• Required task: Gather each line in the entries that includes the string "products".

• Data excerpts:
╔══

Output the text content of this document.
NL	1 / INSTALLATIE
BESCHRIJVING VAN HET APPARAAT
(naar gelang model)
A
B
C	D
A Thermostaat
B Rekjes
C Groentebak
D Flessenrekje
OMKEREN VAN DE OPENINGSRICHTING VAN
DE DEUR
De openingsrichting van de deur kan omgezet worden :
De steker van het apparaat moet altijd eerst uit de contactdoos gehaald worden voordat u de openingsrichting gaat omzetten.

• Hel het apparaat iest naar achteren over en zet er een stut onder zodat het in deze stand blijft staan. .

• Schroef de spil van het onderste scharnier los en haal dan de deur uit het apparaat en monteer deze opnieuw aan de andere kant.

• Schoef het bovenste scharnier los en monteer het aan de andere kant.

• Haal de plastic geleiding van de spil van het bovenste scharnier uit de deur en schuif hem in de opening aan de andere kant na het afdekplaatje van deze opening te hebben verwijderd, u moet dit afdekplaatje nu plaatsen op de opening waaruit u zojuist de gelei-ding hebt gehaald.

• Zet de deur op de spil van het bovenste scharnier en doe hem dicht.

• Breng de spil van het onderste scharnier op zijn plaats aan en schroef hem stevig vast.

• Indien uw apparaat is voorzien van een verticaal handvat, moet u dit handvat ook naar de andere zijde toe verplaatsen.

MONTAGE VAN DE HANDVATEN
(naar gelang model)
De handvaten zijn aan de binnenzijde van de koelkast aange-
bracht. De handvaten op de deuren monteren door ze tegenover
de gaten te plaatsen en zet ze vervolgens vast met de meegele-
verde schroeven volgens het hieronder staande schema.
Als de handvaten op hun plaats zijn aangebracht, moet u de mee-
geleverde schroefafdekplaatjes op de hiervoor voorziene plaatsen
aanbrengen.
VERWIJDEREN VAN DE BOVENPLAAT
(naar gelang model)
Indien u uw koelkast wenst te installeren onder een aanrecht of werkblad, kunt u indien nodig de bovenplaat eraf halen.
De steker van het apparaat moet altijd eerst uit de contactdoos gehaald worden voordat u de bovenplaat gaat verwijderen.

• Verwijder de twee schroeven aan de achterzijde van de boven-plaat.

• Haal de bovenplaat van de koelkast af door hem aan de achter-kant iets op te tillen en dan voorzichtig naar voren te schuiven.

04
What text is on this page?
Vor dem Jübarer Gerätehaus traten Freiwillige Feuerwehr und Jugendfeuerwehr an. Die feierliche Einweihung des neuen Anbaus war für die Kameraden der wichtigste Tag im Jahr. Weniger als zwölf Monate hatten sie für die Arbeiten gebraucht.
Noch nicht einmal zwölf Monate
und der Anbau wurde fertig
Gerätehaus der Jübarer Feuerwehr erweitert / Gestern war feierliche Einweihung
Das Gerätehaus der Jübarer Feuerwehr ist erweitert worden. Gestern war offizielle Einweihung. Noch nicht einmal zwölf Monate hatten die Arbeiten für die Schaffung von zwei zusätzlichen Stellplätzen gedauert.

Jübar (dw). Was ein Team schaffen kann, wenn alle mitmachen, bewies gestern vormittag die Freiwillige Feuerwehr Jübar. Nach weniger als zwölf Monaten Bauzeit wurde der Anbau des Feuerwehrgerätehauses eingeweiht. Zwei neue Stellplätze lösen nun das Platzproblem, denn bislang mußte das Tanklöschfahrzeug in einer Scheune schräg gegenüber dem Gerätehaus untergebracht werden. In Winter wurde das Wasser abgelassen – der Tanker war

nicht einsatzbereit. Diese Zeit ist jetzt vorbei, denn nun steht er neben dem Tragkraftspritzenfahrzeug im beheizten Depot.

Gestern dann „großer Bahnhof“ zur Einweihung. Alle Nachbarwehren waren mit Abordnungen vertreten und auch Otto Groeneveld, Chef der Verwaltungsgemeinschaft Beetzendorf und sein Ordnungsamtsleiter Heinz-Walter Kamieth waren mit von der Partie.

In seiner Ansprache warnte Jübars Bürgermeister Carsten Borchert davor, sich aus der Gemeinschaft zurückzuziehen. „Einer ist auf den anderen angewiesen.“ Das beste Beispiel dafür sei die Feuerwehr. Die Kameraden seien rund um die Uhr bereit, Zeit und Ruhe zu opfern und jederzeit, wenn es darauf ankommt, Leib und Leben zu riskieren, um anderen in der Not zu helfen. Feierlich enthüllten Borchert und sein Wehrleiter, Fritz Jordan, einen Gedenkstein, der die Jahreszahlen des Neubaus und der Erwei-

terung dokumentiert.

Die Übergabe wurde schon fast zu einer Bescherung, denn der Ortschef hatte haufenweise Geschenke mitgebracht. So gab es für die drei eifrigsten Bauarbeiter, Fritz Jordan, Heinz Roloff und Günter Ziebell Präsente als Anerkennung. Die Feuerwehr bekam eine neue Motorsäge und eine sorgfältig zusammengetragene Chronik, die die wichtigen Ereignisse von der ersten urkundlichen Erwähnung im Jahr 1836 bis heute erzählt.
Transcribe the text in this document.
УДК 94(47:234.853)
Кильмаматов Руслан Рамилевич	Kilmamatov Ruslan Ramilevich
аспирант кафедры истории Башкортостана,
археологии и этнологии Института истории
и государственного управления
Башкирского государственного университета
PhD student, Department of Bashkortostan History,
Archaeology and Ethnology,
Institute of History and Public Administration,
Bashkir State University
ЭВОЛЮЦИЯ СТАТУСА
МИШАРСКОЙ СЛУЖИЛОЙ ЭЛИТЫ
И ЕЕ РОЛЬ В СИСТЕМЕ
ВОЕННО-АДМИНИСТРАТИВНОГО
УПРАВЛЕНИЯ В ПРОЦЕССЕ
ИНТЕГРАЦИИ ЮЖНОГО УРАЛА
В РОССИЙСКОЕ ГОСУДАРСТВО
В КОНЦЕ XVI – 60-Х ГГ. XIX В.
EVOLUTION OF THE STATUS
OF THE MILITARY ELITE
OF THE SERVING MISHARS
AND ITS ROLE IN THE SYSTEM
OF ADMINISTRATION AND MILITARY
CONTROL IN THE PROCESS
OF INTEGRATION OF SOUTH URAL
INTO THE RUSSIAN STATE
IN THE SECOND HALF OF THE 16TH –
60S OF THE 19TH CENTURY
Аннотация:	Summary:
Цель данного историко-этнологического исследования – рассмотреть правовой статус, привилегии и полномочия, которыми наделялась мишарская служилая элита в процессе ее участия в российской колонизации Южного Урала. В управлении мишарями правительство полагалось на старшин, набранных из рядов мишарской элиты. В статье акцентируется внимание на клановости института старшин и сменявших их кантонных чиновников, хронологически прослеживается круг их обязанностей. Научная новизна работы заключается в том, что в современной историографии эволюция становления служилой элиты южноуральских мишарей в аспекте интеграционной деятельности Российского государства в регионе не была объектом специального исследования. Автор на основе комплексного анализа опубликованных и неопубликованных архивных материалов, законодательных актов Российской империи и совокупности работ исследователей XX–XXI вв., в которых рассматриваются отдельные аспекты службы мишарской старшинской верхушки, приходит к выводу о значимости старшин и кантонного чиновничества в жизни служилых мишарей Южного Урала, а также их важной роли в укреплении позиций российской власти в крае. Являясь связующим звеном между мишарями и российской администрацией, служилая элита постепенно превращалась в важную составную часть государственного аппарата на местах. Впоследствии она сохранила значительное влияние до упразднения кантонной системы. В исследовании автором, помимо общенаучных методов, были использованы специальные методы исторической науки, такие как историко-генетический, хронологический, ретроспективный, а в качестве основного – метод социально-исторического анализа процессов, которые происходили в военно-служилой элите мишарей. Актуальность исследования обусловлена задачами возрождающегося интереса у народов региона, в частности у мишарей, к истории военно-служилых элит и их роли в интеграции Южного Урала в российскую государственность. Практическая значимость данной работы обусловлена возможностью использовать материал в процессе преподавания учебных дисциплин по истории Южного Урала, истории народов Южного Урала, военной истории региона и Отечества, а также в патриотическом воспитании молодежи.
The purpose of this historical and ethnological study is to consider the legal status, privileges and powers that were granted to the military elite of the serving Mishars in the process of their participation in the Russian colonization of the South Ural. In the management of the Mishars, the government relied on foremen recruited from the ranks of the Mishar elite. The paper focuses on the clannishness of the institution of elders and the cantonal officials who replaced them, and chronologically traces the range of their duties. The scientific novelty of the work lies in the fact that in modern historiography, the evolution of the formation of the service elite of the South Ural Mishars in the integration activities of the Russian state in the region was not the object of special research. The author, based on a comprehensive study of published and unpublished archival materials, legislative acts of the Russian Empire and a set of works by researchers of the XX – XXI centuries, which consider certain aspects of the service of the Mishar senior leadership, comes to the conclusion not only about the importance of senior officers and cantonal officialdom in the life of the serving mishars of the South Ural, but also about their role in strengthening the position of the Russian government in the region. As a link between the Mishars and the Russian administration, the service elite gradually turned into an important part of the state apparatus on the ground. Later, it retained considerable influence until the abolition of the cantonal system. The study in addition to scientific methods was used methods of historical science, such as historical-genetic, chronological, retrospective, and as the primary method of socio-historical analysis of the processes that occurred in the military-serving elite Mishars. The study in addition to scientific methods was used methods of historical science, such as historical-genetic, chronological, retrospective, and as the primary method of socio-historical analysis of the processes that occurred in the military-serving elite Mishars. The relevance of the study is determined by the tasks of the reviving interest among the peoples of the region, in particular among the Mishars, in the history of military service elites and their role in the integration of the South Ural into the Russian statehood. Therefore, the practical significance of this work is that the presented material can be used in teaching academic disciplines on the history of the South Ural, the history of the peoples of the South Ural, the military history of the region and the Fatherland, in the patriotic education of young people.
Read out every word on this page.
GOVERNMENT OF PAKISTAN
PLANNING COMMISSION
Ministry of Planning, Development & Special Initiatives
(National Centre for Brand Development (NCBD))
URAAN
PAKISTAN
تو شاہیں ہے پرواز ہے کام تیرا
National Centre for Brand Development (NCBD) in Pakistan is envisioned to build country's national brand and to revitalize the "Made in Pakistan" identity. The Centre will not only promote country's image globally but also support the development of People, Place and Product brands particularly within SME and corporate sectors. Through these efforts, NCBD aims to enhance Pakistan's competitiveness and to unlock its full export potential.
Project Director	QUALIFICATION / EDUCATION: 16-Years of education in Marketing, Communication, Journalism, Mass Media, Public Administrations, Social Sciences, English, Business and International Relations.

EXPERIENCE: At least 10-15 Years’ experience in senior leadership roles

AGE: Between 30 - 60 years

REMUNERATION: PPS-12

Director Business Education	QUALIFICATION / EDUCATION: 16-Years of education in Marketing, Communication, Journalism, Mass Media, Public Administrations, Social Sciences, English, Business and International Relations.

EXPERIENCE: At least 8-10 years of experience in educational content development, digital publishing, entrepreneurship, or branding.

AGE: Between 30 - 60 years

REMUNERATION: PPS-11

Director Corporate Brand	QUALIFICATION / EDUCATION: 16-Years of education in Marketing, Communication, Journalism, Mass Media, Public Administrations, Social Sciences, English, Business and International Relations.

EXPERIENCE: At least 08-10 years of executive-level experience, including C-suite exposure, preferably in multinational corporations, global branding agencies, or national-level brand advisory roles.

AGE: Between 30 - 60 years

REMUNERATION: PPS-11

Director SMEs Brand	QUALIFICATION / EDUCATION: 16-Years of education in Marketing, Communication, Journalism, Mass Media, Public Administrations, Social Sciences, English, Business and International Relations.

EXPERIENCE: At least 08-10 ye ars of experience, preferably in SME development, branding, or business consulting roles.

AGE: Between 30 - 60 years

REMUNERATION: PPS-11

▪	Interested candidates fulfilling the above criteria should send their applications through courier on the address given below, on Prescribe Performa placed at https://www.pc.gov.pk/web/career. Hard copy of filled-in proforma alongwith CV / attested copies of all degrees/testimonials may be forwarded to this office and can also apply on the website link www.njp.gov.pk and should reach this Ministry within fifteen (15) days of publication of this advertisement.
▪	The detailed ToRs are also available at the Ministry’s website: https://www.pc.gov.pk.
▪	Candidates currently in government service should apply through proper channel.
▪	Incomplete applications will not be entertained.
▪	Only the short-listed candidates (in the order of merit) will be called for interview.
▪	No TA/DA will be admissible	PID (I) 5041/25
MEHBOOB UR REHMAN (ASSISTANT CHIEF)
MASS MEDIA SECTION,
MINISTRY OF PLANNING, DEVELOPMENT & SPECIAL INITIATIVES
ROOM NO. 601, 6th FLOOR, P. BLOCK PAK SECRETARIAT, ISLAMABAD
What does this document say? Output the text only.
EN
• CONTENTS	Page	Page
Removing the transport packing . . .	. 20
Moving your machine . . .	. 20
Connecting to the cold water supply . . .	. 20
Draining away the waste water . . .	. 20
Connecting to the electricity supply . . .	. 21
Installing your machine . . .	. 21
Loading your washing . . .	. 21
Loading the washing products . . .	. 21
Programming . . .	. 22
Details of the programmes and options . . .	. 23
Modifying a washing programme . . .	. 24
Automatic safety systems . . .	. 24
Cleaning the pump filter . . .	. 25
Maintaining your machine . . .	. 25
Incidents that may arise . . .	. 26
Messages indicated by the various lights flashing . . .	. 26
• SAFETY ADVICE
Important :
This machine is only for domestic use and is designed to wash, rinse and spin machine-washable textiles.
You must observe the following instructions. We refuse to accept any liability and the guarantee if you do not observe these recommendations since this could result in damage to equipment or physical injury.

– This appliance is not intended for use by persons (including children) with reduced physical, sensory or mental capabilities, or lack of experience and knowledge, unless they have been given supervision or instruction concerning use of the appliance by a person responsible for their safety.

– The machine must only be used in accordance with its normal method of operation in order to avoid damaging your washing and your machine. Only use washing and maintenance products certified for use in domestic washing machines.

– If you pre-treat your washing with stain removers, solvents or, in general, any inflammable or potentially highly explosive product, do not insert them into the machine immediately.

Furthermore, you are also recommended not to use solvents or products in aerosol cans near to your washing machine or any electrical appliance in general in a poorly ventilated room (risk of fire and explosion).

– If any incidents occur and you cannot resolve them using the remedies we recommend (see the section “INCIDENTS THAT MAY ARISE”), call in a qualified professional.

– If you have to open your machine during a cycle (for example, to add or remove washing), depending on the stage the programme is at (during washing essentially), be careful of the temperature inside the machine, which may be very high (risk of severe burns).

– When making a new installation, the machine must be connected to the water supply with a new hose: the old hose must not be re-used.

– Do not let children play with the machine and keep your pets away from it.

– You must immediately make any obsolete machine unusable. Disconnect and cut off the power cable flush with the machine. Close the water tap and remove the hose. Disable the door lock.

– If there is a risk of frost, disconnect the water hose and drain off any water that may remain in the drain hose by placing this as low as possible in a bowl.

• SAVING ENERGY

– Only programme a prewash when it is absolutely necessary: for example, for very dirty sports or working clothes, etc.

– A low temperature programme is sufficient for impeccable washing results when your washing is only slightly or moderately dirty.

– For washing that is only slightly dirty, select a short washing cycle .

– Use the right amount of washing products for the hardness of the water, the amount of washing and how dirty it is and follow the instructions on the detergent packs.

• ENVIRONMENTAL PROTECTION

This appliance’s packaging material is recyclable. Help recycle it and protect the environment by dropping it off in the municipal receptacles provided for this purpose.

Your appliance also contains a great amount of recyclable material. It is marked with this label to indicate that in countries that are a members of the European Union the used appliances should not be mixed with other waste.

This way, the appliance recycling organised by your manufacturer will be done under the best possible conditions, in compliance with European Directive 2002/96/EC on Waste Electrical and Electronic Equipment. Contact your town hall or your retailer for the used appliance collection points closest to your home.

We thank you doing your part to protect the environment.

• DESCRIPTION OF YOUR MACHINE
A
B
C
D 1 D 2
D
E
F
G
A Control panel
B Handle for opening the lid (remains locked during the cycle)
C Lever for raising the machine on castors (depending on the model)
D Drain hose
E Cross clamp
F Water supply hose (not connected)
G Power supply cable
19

╚══

• Response to the task:
Loading the washing products . . .	. 21
– The machine must only be used in accordance with its normal method of operation in order to avoid damaging your washing and your machine. Only use washing and maintenance products certified for use in domestic washing machines.
Furthermore, you are also recommended not to use solvents or products in aerosol cans near to your washing machine or any electrical appliance in general in a poorly ventilated room (risk of fire and explosion).
– Use the right amount of washing products for the hardness of the water, the amount of washing and how dirty it is and follow the instructions on the detergent packs.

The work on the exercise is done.